(Data records):
——————————

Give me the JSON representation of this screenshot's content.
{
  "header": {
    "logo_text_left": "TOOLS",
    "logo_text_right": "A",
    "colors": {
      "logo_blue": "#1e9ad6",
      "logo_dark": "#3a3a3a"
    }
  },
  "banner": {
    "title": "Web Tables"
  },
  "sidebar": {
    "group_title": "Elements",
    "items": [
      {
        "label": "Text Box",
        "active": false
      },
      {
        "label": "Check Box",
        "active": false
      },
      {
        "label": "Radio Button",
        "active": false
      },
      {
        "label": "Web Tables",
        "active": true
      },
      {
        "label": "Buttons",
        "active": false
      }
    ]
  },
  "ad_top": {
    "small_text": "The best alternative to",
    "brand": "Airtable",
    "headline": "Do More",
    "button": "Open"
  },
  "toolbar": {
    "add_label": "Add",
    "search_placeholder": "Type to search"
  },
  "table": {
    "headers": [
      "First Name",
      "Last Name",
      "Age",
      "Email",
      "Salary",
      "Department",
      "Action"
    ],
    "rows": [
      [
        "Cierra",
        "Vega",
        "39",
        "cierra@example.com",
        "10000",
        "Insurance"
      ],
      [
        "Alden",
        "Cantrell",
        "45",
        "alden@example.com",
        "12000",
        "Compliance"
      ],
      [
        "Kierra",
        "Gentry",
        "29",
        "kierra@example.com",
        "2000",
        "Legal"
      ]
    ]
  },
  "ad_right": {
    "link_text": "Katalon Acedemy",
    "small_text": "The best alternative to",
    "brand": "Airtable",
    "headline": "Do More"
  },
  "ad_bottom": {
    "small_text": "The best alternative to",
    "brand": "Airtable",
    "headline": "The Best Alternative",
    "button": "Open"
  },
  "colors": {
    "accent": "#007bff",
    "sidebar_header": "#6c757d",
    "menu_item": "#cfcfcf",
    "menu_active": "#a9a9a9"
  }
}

——————————

(Directions for this task):
All of the data must be returned exactly.

(Result for this exercise):
Give me the JSON representation of this screenshot's content.
{
  "header": {
    "logo_text_left": "TOOLS",
    "logo_text_right": "A",
    "colors": {
      "logo_blue": "#1e9ad6",
      "logo_dark": "#3a3a3a"
    }
  },
  "banner": {
    "title": "Web Tables"
  },
  "sidebar": {
    "group_title": "Elements",
    "items": [
      {
        "label": "Text Box",
        "active": false
      },
      {
        "label": "Check Box",
        "active": false
      },
      {
        "label": "Radio Button",
        "active": false
      },
      {
        "label": "Web Tables",
        "active": true
      },
      {
        "label": "Buttons",
        "active": false
      }
    ]
  },
  "ad_top": {
    "small_text": "The best alternative to",
    "brand": "Airtable",
    "headline": "Do More",
    "button": "Open"
  },
  "toolbar": {
    "add_label": "Add",
    "search_placeholder": "Type to search"
  },
  "table": {
    "headers": [
      "First Name",
      "Last Name",
      "Age",
      "Email",
      "Salary",
      "Department",
      "Action"
    ],
    "rows": [
      [
        "Cierra",
        "Vega",
        "39",
        "cierra@example.com",
        "10000",
        "Insurance"
      ],
      [
        "Alden",
        "Cantrell",
        "45",
        "alden@example.com",
        "12000",
        "Compliance"
      ],
      [
        "Kierra",
        "Gentry",
        "29",
        "kierra@example.com",
        "2000",
        "Legal"
      ]
    ]
  },
  "ad_right": {
    "link_text": "Katalon Acedemy",
    "small_text": "The best alternative to",
    "brand": "Airtable",
    "headline": "Do More"
  },
  "ad_bottom": {
    "small_text": "The best alternative to",
    "brand": "Airtable",
    "headline": "The Best Alternative",
    "button": "Open"
  },
  "colors": {
    "accent": "#007bff",
    "sidebar_header": "#6c757d",
    "menu_item": "#cfcfcf",
    "menu_active": "#a9a9a9"
  }
}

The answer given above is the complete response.